Collected data

[Begin]

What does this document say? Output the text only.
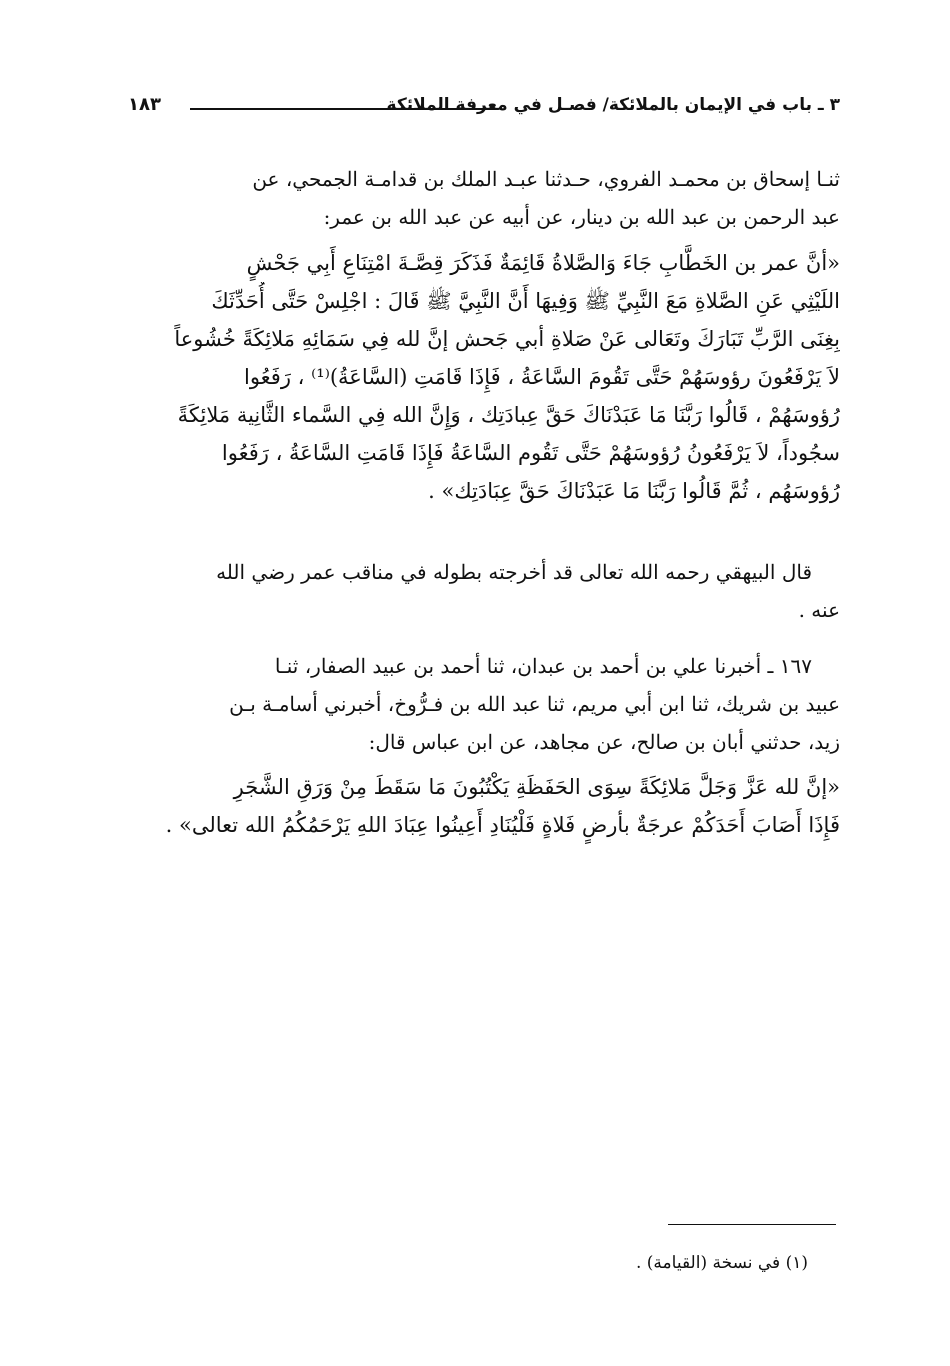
٣ ـ باب في الإيمان بالملائكة/ فصـل في معرفة الملائكة
١٨٣
ثنـا إسحاق بن محمـد الفروي، حـدثنا عبـد الملك بن قدامـة الجمحي، عن
عبد الرحمن بن عبد الله بن دينار، عن أبيه عن عبد الله بن عمر:
«أنَّ عمر بن الخَطَّابِ جَاءَ وَالصَّلاةُ قَائِمَةٌ فَذَكَرَ قِصَّـةَ امْتِنَاعِ أَبِي جَحْشٍ
اللَيْثِي عَنِ الصَّلاةِ مَعَ النَّبِيِّ ﷺ وَفِيهَا أَنَّ النَّبِيَّ ﷺ قَالَ : اجْلِسْ حَتَّى أُحَدِّثَكَ
بِغِنَى الرَّبِّ تَبَارَكَ وتَعَالى عَنْ صَلاةِ أبي جَحش إنَّ لله فِي سَمَائِهِ مَلائِكَةً خُشُوعاً
لاَ يَرْفَعُونَ رؤوسَهُمْ حَتَّى تَقُومَ السَّاعَةُ ، فَإِذَا قَامَتِ (السَّاعَةُ)⁽¹⁾ ، رَفَعُوا
رُؤوسَهُمْ ، قَالُوا رَبَّنَا مَا عَبَدْنَاكَ حَقَّ عِبادَتِك ، وَإِنَّ الله فِي السَّماء الثَّانِية مَلائِكَةً
سجُوداً، لاَ يَرْفَعُونُ رُؤوسَهُمْ حَتَّى تَقُوم السَّاعَةُ فَإِذَا قَامَتِ السَّاعَةُ ، رَفَعُوا
رُؤوسَهُم ، ثُمَّ قَالُوا رَبَّنَا مَا عَبَدْنَاكَ حَقَّ عِبَادَتِك» .
قال البيهقي رحمه الله تعالى قد أخرجته بطوله في مناقب عمر رضي الله
عنه .
١٦٧ ـ أخبرنا علي بن أحمد بن عبدان، ثنا أحمد بن عبيد الصفار، ثنـا
عبيد بن شريك، ثنا ابن أبي مريم، ثنا عبد الله بن فـرُّوخ، أخبرني أسامـة بـن
زيد، حدثني أبان بن صالح، عن مجاهد، عن ابن عباس قال:
«إنَّ لله عَزَّ وَجَلَّ مَلائِكَةً سِوَى الحَفَظَةِ يَكْتُبُونَ مَا سَقَطَ مِنْ وَرَقِ الشَّجَرِ
فَإِذَا أَصَابَ أَحَدَكُمْ عرجَةٌ بأرضٍ فَلاةٍ فَلْيُنَادِ أَعِينُوا عِبَادَ اللهِ يَرْحَمُكُمُ الله تعالى» .
(١) في نسخة (القيامة) .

[End]

→ WHAT IS REQUIRED
Restate the whole of the material word for word without the pictures.

→ COMPLETED EXERCISE
What does this document say? Output the text only.
٣ ـ باب في الإيمان بالملائكة/ فصـل في معرفة الملائكة
١٨٣
ثنـا إسحاق بن محمـد الفروي، حـدثنا عبـد الملك بن قدامـة الجمحي، عن
عبد الرحمن بن عبد الله بن دينار، عن أبيه عن عبد الله بن عمر:
«أنَّ عمر بن الخَطَّابِ جَاءَ وَالصَّلاةُ قَائِمَةٌ فَذَكَرَ قِصَّـةَ امْتِنَاعِ أَبِي جَحْشٍ
اللَيْثِي عَنِ الصَّلاةِ مَعَ النَّبِيِّ ﷺ وَفِيهَا أَنَّ النَّبِيَّ ﷺ قَالَ : اجْلِسْ حَتَّى أُحَدِّثَكَ
بِغِنَى الرَّبِّ تَبَارَكَ وتَعَالى عَنْ صَلاةِ أبي جَحش إنَّ لله فِي سَمَائِهِ مَلائِكَةً خُشُوعاً
لاَ يَرْفَعُونَ رؤوسَهُمْ حَتَّى تَقُومَ السَّاعَةُ ، فَإِذَا قَامَتِ (السَّاعَةُ)⁽¹⁾ ، رَفَعُوا
رُؤوسَهُمْ ، قَالُوا رَبَّنَا مَا عَبَدْنَاكَ حَقَّ عِبادَتِك ، وَإِنَّ الله فِي السَّماء الثَّانِية مَلائِكَةً
سجُوداً، لاَ يَرْفَعُونُ رُؤوسَهُمْ حَتَّى تَقُوم السَّاعَةُ فَإِذَا قَامَتِ السَّاعَةُ ، رَفَعُوا
رُؤوسَهُم ، ثُمَّ قَالُوا رَبَّنَا مَا عَبَدْنَاكَ حَقَّ عِبَادَتِك» .
قال البيهقي رحمه الله تعالى قد أخرجته بطوله في مناقب عمر رضي الله
عنه .
١٦٧ ـ أخبرنا علي بن أحمد بن عبدان، ثنا أحمد بن عبيد الصفار، ثنـا
عبيد بن شريك، ثنا ابن أبي مريم، ثنا عبد الله بن فـرُّوخ، أخبرني أسامـة بـن
زيد، حدثني أبان بن صالح، عن مجاهد، عن ابن عباس قال:
«إنَّ لله عَزَّ وَجَلَّ مَلائِكَةً سِوَى الحَفَظَةِ يَكْتُبُونَ مَا سَقَطَ مِنْ وَرَقِ الشَّجَرِ
فَإِذَا أَصَابَ أَحَدَكُمْ عرجَةٌ بأرضٍ فَلاةٍ فَلْيُنَادِ أَعِينُوا عِبَادَ اللهِ يَرْحَمُكُمُ الله تعالى» .
(١) في نسخة (القيامة) .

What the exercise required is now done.